_Given records_:
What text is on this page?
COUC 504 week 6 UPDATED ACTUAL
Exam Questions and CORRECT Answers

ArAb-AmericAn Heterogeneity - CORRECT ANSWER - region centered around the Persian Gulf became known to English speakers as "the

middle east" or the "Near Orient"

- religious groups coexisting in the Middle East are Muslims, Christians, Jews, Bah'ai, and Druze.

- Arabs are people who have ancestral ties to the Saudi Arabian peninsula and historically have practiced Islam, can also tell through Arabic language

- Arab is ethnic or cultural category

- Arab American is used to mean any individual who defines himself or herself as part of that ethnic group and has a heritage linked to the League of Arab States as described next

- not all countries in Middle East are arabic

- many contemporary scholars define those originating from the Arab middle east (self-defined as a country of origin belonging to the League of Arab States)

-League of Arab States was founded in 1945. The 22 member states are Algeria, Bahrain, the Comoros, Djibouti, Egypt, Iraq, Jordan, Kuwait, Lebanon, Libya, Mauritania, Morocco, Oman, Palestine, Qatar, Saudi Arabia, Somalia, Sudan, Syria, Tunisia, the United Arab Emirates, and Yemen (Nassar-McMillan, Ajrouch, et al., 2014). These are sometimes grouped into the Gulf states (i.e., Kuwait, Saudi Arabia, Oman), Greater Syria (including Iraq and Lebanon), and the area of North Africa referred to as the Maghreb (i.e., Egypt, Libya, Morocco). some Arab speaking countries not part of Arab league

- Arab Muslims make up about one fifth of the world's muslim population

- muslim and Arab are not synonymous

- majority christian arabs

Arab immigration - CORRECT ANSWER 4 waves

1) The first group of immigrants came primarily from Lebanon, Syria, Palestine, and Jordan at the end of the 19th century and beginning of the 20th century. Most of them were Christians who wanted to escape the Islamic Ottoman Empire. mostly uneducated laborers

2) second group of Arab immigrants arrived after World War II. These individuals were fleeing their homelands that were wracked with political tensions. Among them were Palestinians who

_The exercise_:
Here, the records must be output exactly and in full.

_Exercise output_:
What text is on this page?
COUC 504 week 6 UPDATED ACTUAL
Exam Questions and CORRECT Answers

ArAb-AmericAn Heterogeneity - CORRECT ANSWER - region centered around the Persian Gulf became known to English speakers as "the

middle east" or the "Near Orient"

- religious groups coexisting in the Middle East are Muslims, Christians, Jews, Bah'ai, and Druze.

- Arabs are people who have ancestral ties to the Saudi Arabian peninsula and historically have practiced Islam, can also tell through Arabic language

- Arab is ethnic or cultural category

- Arab American is used to mean any individual who defines himself or herself as part of that ethnic group and has a heritage linked to the League of Arab States as described next

- not all countries in Middle East are arabic

- many contemporary scholars define those originating from the Arab middle east (self-defined as a country of origin belonging to the League of Arab States)

-League of Arab States was founded in 1945. The 22 member states are Algeria, Bahrain, the Comoros, Djibouti, Egypt, Iraq, Jordan, Kuwait, Lebanon, Libya, Mauritania, Morocco, Oman, Palestine, Qatar, Saudi Arabia, Somalia, Sudan, Syria, Tunisia, the United Arab Emirates, and Yemen (Nassar-McMillan, Ajrouch, et al., 2014). These are sometimes grouped into the Gulf states (i.e., Kuwait, Saudi Arabia, Oman), Greater Syria (including Iraq and Lebanon), and the area of North Africa referred to as the Maghreb (i.e., Egypt, Libya, Morocco). some Arab speaking countries not part of Arab league

- Arab Muslims make up about one fifth of the world's muslim population

- muslim and Arab are not synonymous

- majority christian arabs

Arab immigration - CORRECT ANSWER 4 waves

1) The first group of immigrants came primarily from Lebanon, Syria, Palestine, and Jordan at the end of the 19th century and beginning of the 20th century. Most of them were Christians who wanted to escape the Islamic Ottoman Empire. mostly uneducated laborers

2) second group of Arab immigrants arrived after World War II. These individuals were fleeing their homelands that were wracked with political tensions. Among them were Palestinians who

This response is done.